Data records:
--- START ---

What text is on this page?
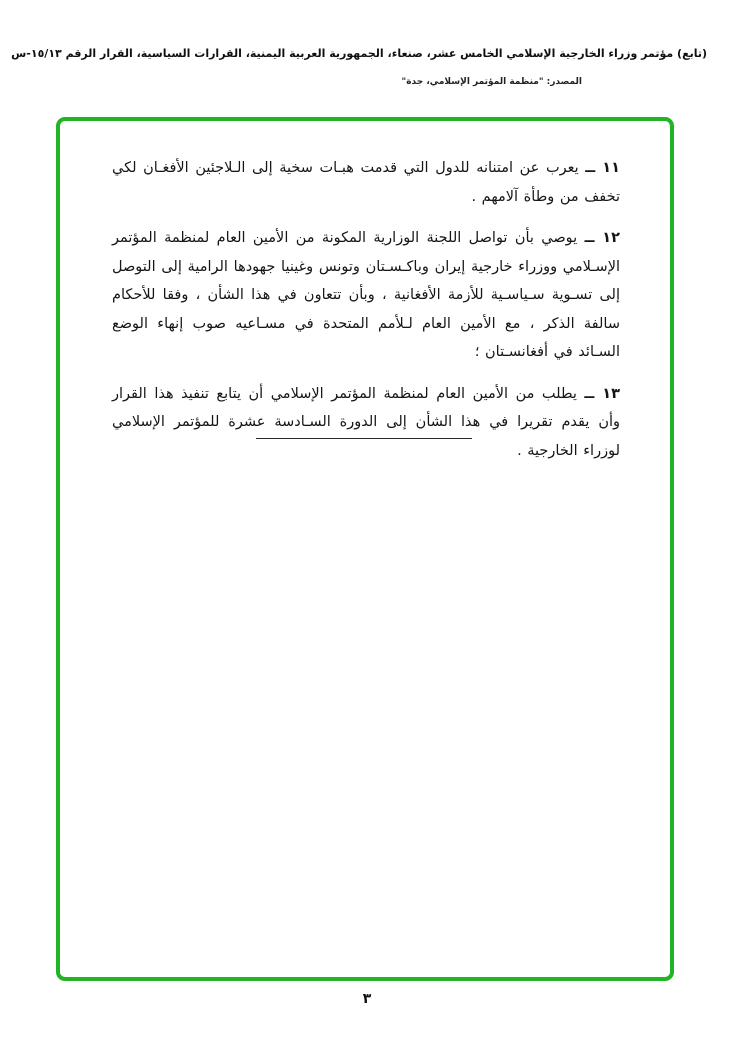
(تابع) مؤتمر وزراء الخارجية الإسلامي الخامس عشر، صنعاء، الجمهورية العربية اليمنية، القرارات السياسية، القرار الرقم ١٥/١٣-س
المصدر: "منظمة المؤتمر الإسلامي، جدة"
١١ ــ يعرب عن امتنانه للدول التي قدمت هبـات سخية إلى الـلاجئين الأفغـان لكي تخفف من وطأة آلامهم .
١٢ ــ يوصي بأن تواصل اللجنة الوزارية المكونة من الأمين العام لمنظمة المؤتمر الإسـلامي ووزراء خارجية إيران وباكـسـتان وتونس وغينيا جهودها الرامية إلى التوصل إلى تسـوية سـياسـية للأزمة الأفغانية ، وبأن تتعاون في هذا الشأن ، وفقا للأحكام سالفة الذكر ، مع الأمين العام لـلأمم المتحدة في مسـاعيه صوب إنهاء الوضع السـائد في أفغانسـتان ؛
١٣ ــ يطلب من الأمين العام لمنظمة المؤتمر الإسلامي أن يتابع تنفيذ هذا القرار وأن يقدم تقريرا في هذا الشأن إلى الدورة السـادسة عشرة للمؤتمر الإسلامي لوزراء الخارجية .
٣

--- END ---

Go through the records and gather the lines that hold "الخارجية".

Complete response:
(تابع) مؤتمر وزراء الخارجية الإسلامي الخامس عشر، صنعاء، الجمهورية العربية اليمنية، القرارات السياسية، القرار الرقم ١٥/١٣-س
١٣ ــ يطلب من الأمين العام لمنظمة المؤتمر الإسلامي أن يتابع تنفيذ هذا القرار وأن يقدم تقريرا في هذا الشأن إلى الدورة السـادسة عشرة للمؤتمر الإسلامي لوزراء الخارجية .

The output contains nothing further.